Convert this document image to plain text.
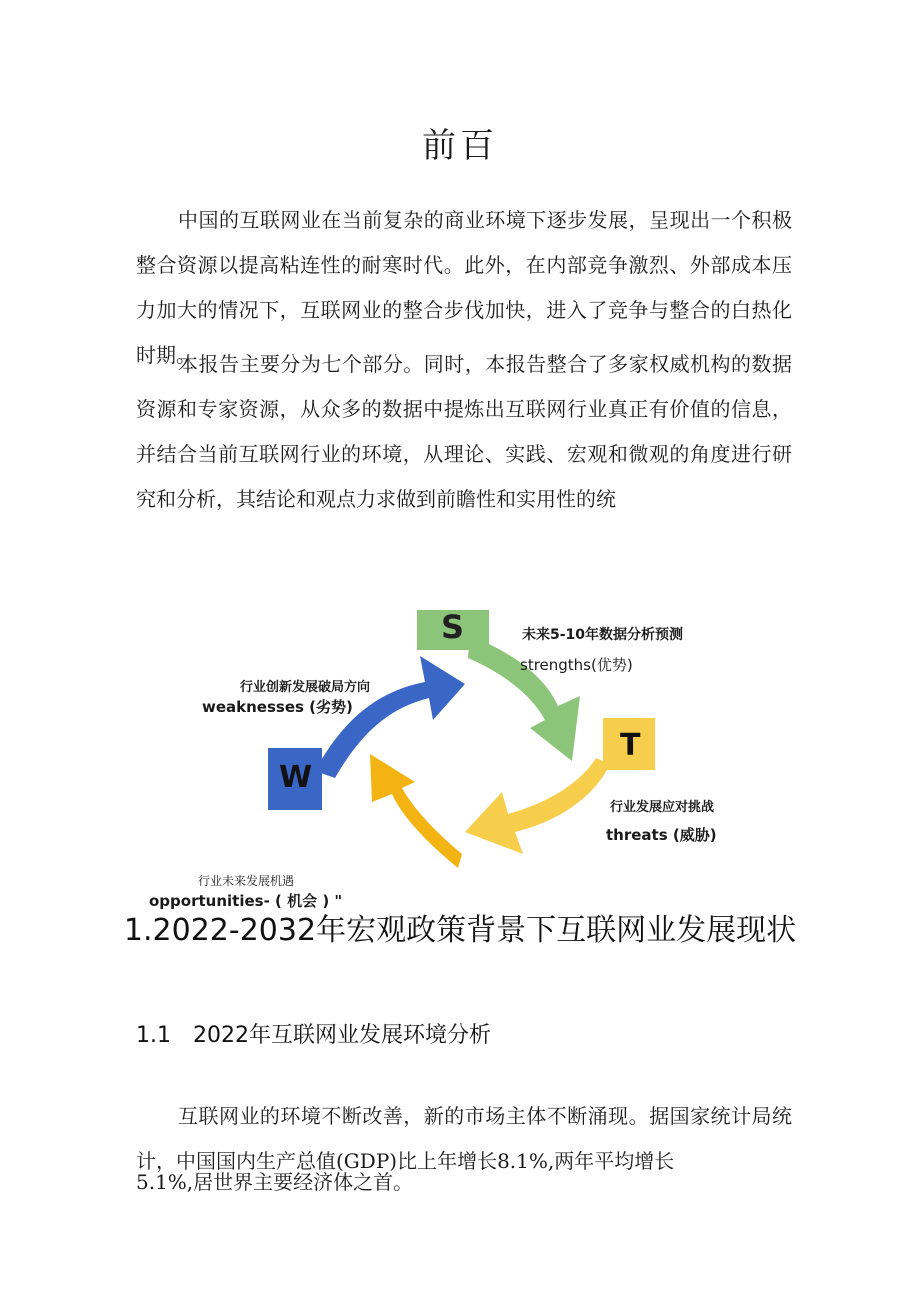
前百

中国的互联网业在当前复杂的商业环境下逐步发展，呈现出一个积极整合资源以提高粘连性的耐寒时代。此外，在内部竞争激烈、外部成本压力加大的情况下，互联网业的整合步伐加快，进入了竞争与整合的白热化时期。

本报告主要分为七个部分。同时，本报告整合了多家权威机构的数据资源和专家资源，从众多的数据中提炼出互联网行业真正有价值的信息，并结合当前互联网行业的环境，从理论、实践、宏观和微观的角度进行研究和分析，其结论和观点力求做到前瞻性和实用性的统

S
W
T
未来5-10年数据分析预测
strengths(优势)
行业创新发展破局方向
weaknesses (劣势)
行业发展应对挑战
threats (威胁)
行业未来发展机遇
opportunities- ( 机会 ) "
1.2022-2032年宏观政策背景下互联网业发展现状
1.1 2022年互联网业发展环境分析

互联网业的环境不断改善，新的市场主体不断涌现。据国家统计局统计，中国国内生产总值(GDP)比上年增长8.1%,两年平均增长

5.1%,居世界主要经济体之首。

----

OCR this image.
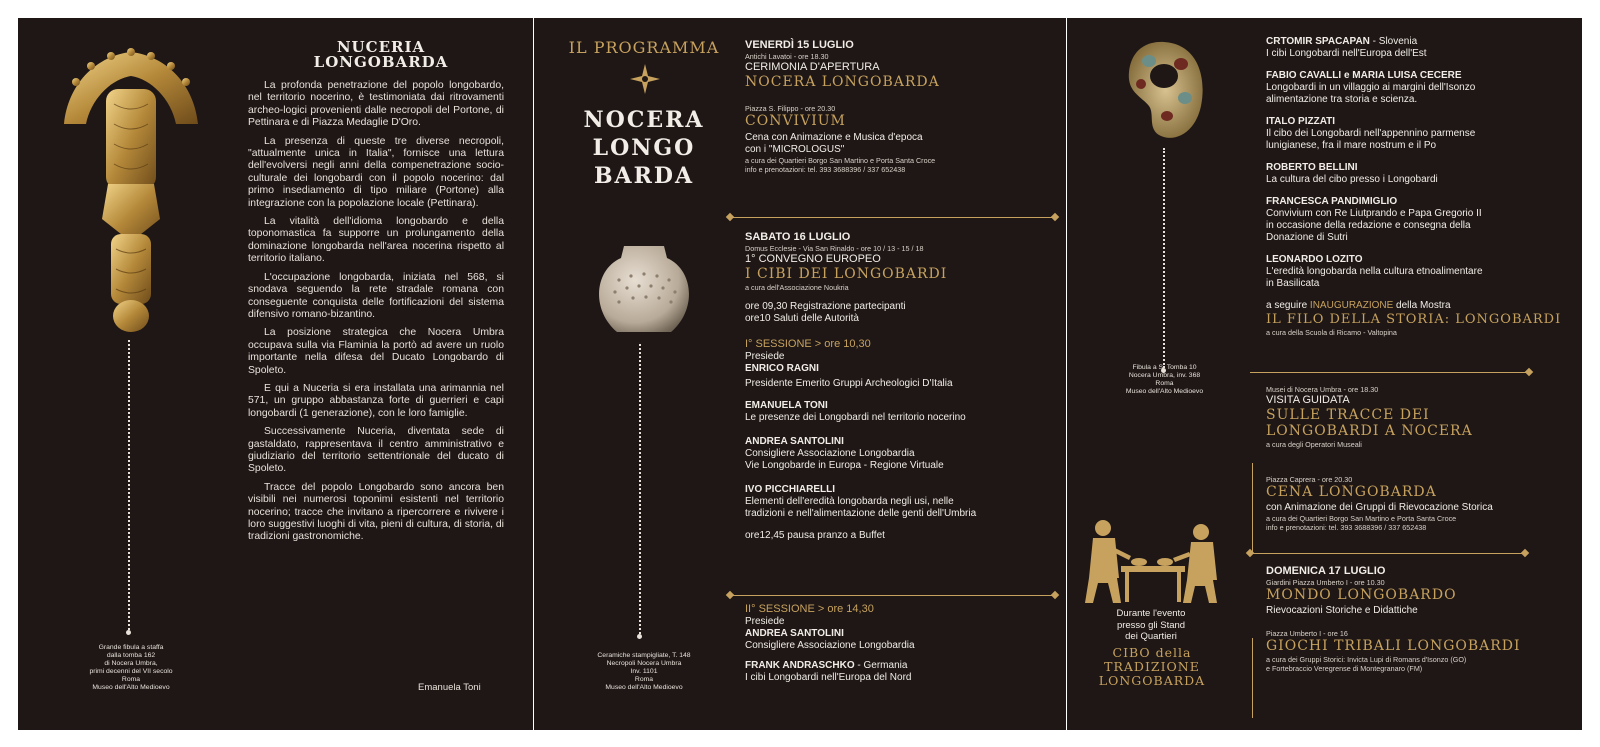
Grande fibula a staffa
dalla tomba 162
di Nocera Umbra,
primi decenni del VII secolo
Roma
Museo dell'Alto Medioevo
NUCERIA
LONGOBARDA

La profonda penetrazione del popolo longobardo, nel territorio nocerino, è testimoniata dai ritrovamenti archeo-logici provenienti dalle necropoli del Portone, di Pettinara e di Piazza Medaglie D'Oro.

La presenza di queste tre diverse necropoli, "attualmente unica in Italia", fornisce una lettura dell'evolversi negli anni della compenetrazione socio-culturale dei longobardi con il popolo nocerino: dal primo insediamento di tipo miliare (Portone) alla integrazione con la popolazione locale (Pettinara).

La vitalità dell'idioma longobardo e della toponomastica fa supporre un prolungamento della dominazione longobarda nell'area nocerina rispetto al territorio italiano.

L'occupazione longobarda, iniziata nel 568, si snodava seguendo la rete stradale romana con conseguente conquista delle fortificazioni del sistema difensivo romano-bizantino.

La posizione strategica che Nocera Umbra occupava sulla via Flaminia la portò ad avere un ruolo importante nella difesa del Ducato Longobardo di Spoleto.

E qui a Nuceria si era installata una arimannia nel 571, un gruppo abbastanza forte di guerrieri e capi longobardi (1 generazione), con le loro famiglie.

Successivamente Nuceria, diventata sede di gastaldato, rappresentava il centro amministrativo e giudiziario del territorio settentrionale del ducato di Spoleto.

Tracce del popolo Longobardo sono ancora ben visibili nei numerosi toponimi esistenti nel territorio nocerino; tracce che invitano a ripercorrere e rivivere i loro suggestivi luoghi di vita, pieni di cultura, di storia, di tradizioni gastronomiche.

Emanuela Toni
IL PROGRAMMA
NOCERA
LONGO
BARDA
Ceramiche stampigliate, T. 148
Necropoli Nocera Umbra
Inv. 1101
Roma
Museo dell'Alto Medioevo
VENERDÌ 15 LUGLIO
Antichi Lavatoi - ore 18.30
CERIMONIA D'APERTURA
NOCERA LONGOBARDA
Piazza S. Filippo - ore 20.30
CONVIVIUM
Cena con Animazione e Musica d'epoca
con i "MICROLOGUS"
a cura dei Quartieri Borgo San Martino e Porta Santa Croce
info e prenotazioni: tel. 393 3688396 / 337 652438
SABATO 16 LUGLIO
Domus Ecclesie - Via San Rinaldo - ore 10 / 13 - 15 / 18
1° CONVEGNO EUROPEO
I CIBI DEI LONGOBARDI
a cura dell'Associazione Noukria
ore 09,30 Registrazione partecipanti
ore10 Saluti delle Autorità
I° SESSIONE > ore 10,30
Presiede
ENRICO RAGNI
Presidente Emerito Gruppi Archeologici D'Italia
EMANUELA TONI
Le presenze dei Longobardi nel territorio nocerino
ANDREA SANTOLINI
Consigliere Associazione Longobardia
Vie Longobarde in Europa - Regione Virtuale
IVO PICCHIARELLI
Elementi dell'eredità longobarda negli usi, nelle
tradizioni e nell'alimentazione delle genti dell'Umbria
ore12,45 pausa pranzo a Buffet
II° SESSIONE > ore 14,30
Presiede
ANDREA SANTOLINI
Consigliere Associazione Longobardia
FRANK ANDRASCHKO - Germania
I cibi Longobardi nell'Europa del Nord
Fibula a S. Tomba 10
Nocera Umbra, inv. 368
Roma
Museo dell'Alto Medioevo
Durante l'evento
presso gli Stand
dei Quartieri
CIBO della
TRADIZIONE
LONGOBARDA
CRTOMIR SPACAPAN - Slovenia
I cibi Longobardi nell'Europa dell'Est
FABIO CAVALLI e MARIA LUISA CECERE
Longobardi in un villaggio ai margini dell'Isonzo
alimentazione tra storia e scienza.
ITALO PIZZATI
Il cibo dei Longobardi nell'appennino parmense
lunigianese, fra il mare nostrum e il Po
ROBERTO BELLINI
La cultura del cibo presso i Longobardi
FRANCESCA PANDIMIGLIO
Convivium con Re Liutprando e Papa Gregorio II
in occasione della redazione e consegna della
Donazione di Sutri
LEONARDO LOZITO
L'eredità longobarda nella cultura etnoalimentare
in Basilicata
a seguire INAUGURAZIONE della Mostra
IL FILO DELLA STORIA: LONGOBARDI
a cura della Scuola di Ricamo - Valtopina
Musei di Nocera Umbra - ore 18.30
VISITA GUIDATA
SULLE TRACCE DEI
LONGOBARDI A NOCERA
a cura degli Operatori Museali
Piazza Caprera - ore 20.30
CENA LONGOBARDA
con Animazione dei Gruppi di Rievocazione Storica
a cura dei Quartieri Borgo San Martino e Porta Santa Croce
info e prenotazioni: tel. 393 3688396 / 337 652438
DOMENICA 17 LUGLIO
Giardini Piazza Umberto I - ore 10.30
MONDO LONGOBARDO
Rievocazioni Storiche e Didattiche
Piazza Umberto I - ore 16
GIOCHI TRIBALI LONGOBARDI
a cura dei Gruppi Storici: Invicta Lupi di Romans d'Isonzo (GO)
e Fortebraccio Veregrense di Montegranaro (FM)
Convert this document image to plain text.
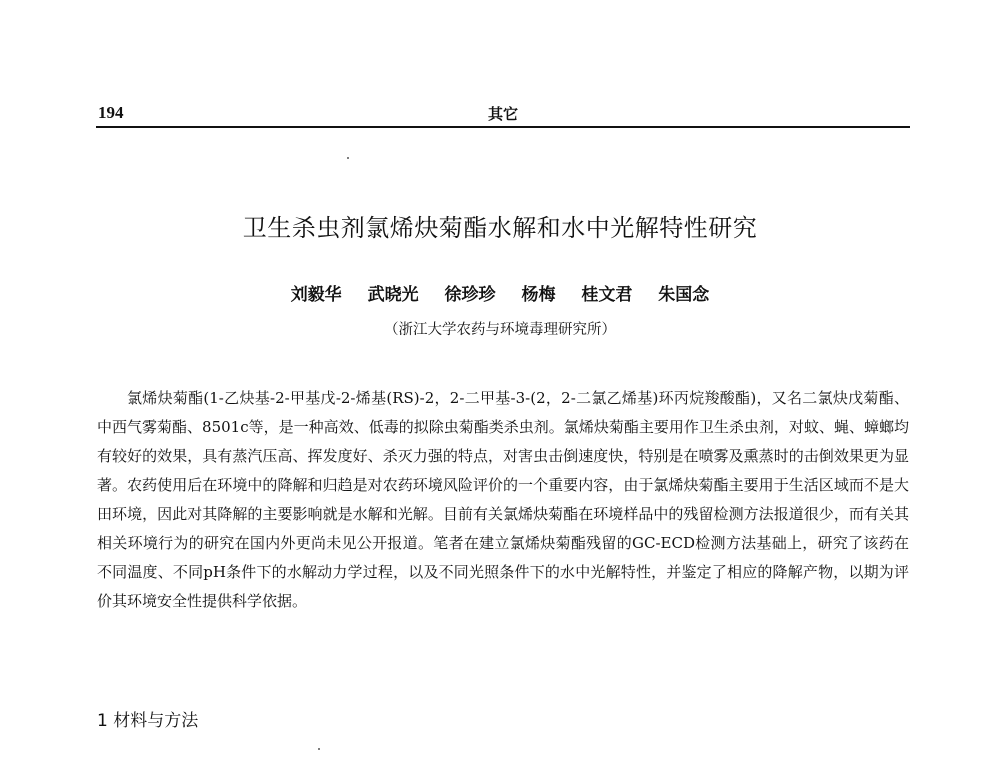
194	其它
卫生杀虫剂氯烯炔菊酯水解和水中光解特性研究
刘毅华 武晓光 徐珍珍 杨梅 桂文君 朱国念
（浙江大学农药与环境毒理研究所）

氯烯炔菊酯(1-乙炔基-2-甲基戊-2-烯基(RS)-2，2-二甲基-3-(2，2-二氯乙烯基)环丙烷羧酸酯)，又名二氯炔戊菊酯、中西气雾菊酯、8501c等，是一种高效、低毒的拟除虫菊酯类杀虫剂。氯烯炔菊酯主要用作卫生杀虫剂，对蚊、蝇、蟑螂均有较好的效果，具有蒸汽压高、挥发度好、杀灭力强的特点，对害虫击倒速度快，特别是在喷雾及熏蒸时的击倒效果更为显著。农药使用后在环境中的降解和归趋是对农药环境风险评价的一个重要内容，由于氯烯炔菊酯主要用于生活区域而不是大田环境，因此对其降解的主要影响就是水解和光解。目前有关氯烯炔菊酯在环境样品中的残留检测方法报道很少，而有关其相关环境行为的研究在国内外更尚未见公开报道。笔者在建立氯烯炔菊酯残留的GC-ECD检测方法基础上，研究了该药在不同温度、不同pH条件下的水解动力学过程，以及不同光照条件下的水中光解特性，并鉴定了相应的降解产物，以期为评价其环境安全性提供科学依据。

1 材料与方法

----

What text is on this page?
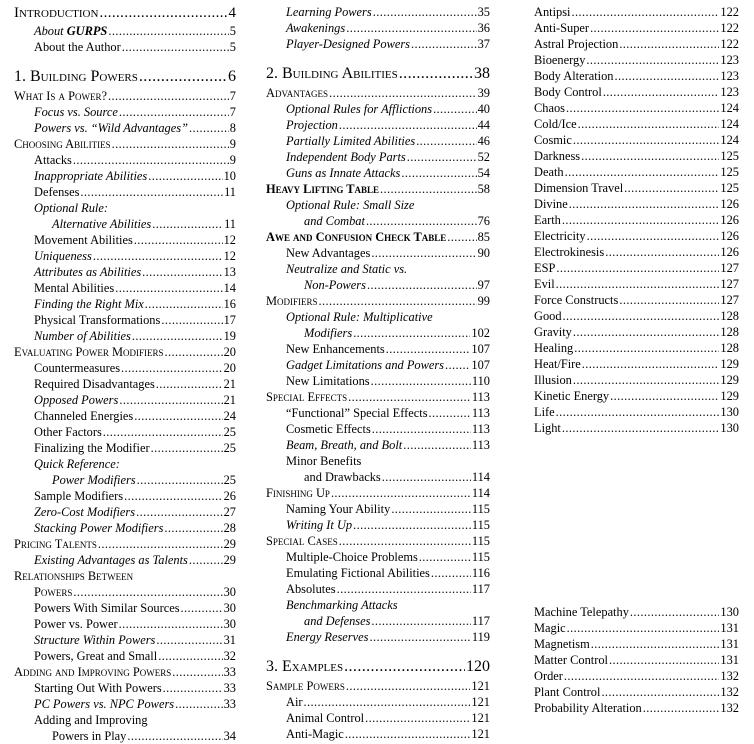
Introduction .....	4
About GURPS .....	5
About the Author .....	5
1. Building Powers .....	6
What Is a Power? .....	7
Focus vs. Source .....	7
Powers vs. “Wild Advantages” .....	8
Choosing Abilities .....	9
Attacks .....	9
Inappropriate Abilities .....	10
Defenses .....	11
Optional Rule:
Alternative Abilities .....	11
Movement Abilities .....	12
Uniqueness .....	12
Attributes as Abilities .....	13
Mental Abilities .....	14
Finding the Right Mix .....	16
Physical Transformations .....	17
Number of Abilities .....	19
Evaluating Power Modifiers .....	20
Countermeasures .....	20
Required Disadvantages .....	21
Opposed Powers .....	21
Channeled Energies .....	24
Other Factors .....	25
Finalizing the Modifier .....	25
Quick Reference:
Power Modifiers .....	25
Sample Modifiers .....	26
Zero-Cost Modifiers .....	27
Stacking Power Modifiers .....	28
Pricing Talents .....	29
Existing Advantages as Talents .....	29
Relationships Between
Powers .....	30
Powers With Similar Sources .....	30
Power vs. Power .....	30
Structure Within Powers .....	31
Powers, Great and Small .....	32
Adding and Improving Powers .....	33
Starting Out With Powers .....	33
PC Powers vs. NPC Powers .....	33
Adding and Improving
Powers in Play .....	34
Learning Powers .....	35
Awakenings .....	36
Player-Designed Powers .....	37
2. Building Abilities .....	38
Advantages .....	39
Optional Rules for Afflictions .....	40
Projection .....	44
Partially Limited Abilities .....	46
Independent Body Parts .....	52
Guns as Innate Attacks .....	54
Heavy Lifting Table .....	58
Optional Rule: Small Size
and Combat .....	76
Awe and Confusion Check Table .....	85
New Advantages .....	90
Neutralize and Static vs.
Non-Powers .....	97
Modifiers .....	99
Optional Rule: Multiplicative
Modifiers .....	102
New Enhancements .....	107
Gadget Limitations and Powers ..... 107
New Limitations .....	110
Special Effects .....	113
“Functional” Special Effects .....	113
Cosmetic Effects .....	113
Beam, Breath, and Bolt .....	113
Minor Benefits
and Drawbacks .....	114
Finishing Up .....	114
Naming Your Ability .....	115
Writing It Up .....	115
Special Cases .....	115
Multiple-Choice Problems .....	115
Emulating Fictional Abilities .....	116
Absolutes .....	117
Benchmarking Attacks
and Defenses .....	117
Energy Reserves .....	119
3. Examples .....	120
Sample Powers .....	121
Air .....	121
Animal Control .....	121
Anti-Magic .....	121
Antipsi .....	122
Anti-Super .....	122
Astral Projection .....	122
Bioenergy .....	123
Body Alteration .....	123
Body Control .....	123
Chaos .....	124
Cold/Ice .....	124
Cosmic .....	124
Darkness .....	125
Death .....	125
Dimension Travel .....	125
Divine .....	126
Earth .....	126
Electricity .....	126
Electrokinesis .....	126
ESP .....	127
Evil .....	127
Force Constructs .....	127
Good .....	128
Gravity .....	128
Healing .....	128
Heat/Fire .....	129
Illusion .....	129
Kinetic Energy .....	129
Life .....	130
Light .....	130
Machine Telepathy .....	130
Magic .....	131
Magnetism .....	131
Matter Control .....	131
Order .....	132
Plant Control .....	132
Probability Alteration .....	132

----

WHAT IS REQUIRED
Find the word "nella" in the records and pull out each line that has it.

SOLUTION
La posizione strategica che Nocera Umbra occupava sulla via Flaminia la portò ad avere un ruolo importante nella difesa del Ducato Longobardo di Spoleto.
L'eredità longobarda nella cultura etnoalimentare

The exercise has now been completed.